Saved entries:
-----
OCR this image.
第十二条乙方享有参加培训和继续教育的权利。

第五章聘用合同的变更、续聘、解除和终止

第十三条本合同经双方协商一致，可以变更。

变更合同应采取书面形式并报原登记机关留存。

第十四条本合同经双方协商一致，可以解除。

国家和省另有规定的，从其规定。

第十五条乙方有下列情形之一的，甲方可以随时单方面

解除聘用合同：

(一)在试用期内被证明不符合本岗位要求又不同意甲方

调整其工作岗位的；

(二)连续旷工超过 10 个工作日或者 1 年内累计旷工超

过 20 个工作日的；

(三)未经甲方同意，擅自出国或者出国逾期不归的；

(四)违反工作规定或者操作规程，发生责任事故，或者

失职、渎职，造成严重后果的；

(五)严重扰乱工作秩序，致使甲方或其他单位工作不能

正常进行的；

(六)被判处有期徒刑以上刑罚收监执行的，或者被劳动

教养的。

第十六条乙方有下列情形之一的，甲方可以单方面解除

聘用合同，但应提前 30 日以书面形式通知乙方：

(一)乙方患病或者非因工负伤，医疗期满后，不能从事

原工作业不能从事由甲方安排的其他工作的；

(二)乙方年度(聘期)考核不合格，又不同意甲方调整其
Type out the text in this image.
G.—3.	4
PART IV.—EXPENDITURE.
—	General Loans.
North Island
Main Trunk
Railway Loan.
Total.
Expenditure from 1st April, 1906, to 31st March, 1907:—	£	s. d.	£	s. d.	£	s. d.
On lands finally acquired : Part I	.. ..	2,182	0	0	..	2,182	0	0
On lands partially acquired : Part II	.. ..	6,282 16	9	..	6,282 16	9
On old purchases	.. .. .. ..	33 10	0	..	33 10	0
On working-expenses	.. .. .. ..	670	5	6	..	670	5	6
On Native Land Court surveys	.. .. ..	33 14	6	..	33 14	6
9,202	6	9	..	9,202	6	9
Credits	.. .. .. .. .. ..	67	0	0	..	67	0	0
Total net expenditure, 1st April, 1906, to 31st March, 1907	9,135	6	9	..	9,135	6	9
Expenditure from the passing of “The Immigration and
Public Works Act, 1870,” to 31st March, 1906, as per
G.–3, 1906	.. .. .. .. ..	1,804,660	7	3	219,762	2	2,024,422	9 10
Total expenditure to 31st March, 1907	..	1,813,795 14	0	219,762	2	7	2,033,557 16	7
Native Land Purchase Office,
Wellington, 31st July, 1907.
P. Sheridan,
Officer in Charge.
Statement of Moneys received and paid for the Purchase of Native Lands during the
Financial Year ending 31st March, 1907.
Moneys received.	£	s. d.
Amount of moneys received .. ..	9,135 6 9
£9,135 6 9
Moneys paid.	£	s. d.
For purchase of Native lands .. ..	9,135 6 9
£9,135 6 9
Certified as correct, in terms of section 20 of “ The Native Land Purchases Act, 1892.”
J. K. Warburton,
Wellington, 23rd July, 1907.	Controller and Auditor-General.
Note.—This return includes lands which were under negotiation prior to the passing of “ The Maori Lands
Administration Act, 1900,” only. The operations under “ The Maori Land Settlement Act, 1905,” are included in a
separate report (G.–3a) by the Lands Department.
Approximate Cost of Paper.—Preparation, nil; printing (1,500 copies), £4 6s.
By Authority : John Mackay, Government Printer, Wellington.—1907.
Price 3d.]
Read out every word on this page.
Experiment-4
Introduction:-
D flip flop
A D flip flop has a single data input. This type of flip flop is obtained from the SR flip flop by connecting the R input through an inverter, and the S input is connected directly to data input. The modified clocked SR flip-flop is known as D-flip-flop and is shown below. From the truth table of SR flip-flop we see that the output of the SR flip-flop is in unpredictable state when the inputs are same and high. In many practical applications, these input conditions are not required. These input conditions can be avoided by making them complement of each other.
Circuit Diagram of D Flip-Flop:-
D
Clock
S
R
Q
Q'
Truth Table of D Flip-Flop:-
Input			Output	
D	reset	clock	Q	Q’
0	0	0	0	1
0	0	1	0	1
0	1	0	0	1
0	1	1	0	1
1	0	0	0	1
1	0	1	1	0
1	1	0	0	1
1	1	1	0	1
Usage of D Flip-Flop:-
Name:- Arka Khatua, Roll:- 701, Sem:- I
-----
→ Exercise task: Quote the data in full, keeping each word unchanged.

→ Written reply:
OCR this image.
第十二条乙方享有参加培训和继续教育的权利。

第五章聘用合同的变更、续聘、解除和终止

第十三条本合同经双方协商一致，可以变更。

变更合同应采取书面形式并报原登记机关留存。

第十四条本合同经双方协商一致，可以解除。

国家和省另有规定的，从其规定。

第十五条乙方有下列情形之一的，甲方可以随时单方面

解除聘用合同：

(一)在试用期内被证明不符合本岗位要求又不同意甲方

调整其工作岗位的；

(二)连续旷工超过 10 个工作日或者 1 年内累计旷工超

过 20 个工作日的；

(三)未经甲方同意，擅自出国或者出国逾期不归的；

(四)违反工作规定或者操作规程，发生责任事故，或者

失职、渎职，造成严重后果的；

(五)严重扰乱工作秩序，致使甲方或其他单位工作不能

正常进行的；

(六)被判处有期徒刑以上刑罚收监执行的，或者被劳动

教养的。

第十六条乙方有下列情形之一的，甲方可以单方面解除

聘用合同，但应提前 30 日以书面形式通知乙方：

(一)乙方患病或者非因工负伤，医疗期满后，不能从事

原工作业不能从事由甲方安排的其他工作的；

(二)乙方年度(聘期)考核不合格，又不同意甲方调整其
Type out the text in this image.
G.—3.	4
PART IV.—EXPENDITURE.
—	General Loans.
North Island
Main Trunk
Railway Loan.
Total.
Expenditure from 1st April, 1906, to 31st March, 1907:—	£	s. d.	£	s. d.	£	s. d.
On lands finally acquired : Part I	.. ..	2,182	0	0	..	2,182	0	0
On lands partially acquired : Part II	.. ..	6,282 16	9	..	6,282 16	9
On old purchases	.. .. .. ..	33 10	0	..	33 10	0
On working-expenses	.. .. .. ..	670	5	6	..	670	5	6
On Native Land Court surveys	.. .. ..	33 14	6	..	33 14	6
9,202	6	9	..	9,202	6	9
Credits	.. .. .. .. .. ..	67	0	0	..	67	0	0
Total net expenditure, 1st April, 1906, to 31st March, 1907	9,135	6	9	..	9,135	6	9
Expenditure from the passing of “The Immigration and
Public Works Act, 1870,” to 31st March, 1906, as per
G.–3, 1906	.. .. .. .. ..	1,804,660	7	3	219,762	2	2,024,422	9 10
Total expenditure to 31st March, 1907	..	1,813,795 14	0	219,762	2	7	2,033,557 16	7
Native Land Purchase Office,
Wellington, 31st July, 1907.
P. Sheridan,
Officer in Charge.
Statement of Moneys received and paid for the Purchase of Native Lands during the
Financial Year ending 31st March, 1907.
Moneys received.	£	s. d.
Amount of moneys received .. ..	9,135 6 9
£9,135 6 9
Moneys paid.	£	s. d.
For purchase of Native lands .. ..	9,135 6 9
£9,135 6 9
Certified as correct, in terms of section 20 of “ The Native Land Purchases Act, 1892.”
J. K. Warburton,
Wellington, 23rd July, 1907.	Controller and Auditor-General.
Note.—This return includes lands which were under negotiation prior to the passing of “ The Maori Lands
Administration Act, 1900,” only. The operations under “ The Maori Land Settlement Act, 1905,” are included in a
separate report (G.–3a) by the Lands Department.
Approximate Cost of Paper.—Preparation, nil; printing (1,500 copies), £4 6s.
By Authority : John Mackay, Government Printer, Wellington.—1907.
Price 3d.]
Read out every word on this page.
Experiment-4
Introduction:-
D flip flop
A D flip flop has a single data input. This type of flip flop is obtained from the SR flip flop by connecting the R input through an inverter, and the S input is connected directly to data input. The modified clocked SR flip-flop is known as D-flip-flop and is shown below. From the truth table of SR flip-flop we see that the output of the SR flip-flop is in unpredictable state when the inputs are same and high. In many practical applications, these input conditions are not required. These input conditions can be avoided by making them complement of each other.
Circuit Diagram of D Flip-Flop:-
D
Clock
S
R
Q
Q'
Truth Table of D Flip-Flop:-
Input			Output	
D	reset	clock	Q	Q’
0	0	0	0	1
0	0	1	0	1
0	1	0	0	1
0	1	1	0	1
1	0	0	0	1
1	0	1	1	0
1	1	0	0	1
1	1	1	0	1
Usage of D Flip-Flop:-
Name:- Arka Khatua, Roll:- 701, Sem:- I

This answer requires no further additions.